* Start Records for this exercise *

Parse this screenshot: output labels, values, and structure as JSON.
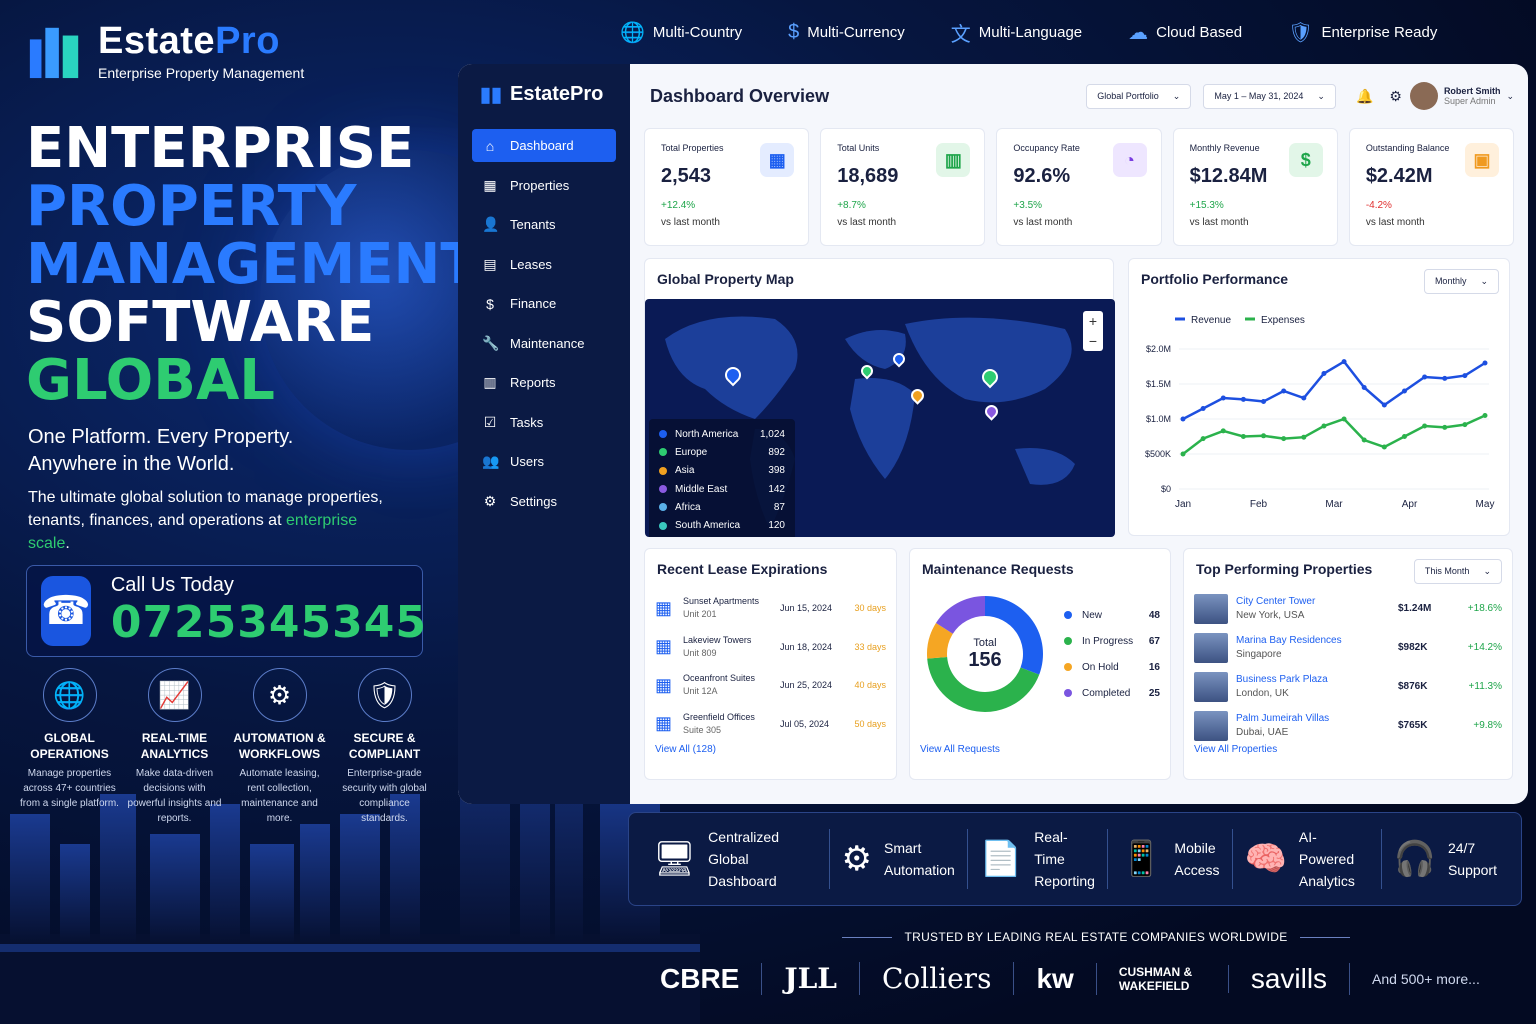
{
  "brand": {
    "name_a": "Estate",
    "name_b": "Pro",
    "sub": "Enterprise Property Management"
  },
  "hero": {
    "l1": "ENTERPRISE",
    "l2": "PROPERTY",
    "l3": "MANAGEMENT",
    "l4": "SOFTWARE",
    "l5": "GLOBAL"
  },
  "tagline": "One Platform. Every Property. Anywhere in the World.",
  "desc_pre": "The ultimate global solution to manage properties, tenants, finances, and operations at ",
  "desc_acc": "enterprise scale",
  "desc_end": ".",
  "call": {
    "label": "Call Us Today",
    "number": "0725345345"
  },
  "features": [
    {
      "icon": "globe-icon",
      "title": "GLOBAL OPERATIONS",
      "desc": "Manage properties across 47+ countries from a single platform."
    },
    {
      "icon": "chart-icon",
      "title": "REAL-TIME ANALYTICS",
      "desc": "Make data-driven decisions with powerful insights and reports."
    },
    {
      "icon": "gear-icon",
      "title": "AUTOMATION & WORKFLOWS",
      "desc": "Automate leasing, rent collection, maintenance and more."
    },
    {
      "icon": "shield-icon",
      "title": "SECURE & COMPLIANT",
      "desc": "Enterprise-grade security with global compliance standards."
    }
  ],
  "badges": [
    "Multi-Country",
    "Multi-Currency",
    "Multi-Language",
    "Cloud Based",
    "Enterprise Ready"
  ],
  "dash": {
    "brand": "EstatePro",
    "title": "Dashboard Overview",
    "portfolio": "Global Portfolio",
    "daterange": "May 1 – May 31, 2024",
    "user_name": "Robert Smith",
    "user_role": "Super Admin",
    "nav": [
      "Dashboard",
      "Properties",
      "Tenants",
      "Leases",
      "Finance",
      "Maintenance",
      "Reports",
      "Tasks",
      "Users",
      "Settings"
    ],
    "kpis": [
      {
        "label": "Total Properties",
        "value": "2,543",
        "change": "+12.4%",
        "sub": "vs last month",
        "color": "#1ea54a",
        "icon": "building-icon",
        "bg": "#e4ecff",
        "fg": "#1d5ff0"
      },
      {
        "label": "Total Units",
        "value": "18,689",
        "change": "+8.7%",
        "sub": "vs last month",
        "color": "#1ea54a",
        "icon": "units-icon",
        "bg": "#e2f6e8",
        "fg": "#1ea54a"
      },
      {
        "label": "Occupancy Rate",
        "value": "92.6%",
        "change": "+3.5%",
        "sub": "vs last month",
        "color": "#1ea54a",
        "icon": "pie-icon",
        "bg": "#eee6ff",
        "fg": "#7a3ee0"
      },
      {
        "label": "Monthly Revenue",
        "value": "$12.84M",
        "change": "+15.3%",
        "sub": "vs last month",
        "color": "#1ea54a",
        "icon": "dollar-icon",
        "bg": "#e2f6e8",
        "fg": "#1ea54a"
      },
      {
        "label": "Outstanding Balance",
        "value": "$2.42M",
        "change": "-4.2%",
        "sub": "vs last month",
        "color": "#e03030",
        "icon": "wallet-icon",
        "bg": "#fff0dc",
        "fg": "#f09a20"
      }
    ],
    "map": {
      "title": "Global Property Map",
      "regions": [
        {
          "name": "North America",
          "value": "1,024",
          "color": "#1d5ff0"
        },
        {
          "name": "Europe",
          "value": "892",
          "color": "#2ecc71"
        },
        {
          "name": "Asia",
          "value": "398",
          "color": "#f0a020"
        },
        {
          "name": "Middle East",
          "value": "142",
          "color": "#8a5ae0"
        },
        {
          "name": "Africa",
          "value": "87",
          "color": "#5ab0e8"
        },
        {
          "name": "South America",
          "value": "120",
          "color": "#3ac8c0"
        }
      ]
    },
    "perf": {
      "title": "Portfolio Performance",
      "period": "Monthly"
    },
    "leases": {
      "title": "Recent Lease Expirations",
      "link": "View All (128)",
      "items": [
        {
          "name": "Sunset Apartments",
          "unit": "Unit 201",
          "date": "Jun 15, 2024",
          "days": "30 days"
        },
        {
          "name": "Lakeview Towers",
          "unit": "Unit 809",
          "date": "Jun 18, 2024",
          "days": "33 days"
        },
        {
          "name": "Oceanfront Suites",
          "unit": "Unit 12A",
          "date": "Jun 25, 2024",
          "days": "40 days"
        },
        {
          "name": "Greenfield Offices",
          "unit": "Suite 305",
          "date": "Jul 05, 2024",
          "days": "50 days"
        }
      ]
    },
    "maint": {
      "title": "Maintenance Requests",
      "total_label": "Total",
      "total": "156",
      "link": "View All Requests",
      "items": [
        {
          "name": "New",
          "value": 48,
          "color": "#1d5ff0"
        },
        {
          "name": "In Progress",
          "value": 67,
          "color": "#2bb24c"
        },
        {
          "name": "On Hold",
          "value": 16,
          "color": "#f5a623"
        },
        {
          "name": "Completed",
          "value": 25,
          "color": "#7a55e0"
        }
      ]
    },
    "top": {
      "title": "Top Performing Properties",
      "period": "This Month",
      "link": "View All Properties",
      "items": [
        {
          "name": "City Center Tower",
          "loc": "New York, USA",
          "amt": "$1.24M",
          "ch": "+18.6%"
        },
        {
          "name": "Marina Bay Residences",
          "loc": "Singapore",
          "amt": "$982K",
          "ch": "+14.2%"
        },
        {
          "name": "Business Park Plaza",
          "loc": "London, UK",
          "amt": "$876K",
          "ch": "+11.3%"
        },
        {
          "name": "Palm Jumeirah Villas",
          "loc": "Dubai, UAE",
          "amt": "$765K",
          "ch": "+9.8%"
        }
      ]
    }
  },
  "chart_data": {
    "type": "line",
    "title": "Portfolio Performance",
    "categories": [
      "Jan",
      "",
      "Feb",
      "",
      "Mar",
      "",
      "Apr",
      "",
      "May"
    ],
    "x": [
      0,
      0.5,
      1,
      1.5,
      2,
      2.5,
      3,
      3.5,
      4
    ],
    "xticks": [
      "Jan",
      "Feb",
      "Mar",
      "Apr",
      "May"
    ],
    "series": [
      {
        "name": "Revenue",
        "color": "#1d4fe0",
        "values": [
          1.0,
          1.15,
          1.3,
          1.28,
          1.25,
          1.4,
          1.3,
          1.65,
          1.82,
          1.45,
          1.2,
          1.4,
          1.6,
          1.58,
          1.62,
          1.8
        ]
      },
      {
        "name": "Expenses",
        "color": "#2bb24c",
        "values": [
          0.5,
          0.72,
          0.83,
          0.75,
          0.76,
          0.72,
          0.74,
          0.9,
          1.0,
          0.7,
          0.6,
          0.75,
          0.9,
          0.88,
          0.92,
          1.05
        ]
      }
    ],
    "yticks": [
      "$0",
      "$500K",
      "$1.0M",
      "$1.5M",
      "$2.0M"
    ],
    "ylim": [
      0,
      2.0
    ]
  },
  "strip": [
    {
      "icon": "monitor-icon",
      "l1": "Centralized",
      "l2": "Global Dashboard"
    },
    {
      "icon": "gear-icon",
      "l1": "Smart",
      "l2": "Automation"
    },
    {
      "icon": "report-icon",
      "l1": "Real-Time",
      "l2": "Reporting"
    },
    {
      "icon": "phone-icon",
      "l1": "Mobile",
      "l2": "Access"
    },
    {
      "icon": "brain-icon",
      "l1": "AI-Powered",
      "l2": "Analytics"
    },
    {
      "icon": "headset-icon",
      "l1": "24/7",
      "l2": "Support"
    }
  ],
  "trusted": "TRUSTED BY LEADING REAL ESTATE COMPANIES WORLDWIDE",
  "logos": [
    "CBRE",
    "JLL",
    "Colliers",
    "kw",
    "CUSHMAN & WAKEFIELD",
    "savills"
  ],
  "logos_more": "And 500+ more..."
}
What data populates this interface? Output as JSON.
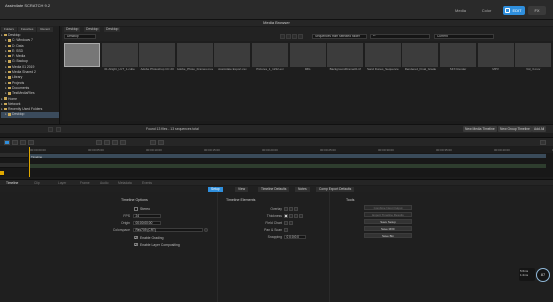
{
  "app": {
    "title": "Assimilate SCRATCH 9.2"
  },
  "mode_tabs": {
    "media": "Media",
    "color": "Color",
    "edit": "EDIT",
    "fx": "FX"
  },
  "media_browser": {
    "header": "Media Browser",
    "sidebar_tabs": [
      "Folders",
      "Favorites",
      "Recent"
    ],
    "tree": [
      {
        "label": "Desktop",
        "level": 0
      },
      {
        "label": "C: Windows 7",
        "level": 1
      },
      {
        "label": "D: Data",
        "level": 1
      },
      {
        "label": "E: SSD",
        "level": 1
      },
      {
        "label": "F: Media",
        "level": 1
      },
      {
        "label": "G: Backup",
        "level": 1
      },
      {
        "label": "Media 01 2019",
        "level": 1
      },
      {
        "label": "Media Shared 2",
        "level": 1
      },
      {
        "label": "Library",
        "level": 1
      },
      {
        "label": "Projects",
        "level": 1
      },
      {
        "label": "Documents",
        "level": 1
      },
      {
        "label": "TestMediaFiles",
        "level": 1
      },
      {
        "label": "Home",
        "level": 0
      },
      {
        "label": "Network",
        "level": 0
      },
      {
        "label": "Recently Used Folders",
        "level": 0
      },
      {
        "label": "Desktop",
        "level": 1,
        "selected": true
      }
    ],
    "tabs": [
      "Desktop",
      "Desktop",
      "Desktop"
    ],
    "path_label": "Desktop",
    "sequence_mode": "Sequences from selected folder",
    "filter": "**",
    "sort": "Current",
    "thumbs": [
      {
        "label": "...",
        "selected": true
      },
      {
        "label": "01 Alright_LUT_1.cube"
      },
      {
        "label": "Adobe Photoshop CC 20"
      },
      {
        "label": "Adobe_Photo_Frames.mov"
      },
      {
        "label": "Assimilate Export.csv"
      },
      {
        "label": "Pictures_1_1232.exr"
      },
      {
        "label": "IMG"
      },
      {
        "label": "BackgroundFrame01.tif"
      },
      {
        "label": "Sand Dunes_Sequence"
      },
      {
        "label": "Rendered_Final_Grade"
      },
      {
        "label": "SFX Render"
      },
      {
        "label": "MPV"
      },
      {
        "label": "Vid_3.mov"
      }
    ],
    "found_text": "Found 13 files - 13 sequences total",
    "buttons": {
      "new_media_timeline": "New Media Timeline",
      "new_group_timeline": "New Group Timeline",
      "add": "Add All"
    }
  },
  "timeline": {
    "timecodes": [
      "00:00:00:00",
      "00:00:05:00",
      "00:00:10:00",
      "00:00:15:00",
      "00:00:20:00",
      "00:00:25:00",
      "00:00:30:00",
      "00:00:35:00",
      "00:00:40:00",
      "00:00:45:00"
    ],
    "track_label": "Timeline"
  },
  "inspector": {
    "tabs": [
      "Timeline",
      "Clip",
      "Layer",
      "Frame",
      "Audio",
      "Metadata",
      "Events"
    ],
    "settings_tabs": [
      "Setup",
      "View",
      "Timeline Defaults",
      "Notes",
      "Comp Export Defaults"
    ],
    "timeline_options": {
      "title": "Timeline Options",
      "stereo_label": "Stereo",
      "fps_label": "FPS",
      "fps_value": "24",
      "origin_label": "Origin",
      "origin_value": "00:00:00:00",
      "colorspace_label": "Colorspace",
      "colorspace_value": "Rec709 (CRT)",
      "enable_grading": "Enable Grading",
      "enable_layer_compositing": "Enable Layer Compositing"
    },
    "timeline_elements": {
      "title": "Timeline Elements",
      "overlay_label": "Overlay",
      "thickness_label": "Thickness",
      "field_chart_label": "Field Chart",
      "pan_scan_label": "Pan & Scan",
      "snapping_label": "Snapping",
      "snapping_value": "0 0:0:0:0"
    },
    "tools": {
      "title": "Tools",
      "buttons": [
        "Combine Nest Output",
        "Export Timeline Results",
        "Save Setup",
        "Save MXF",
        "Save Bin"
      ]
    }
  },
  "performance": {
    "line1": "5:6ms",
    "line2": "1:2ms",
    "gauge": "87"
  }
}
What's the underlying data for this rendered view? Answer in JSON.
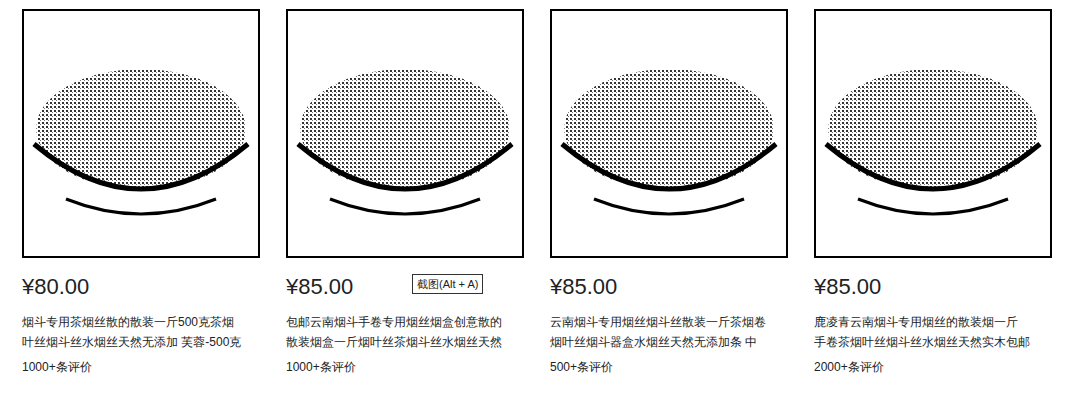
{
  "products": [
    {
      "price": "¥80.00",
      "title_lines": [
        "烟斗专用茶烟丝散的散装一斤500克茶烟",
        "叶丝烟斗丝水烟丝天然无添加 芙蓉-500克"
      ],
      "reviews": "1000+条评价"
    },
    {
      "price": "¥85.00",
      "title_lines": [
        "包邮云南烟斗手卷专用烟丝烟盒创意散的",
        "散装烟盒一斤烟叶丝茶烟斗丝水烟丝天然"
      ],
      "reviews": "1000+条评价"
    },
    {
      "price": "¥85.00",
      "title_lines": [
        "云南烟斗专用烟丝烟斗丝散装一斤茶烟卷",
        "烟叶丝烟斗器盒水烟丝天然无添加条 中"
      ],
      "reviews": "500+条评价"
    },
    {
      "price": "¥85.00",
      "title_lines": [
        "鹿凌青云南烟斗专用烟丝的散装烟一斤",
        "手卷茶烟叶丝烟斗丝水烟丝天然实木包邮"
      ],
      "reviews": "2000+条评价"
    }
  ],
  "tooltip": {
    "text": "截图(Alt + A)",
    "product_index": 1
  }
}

* End Records for this exercise *

▶ _What is expected_:
Pick out every line above that contains the word "America" and copy it.

▶ _Finished task_:
          "name": "North America",
          "name": "South America",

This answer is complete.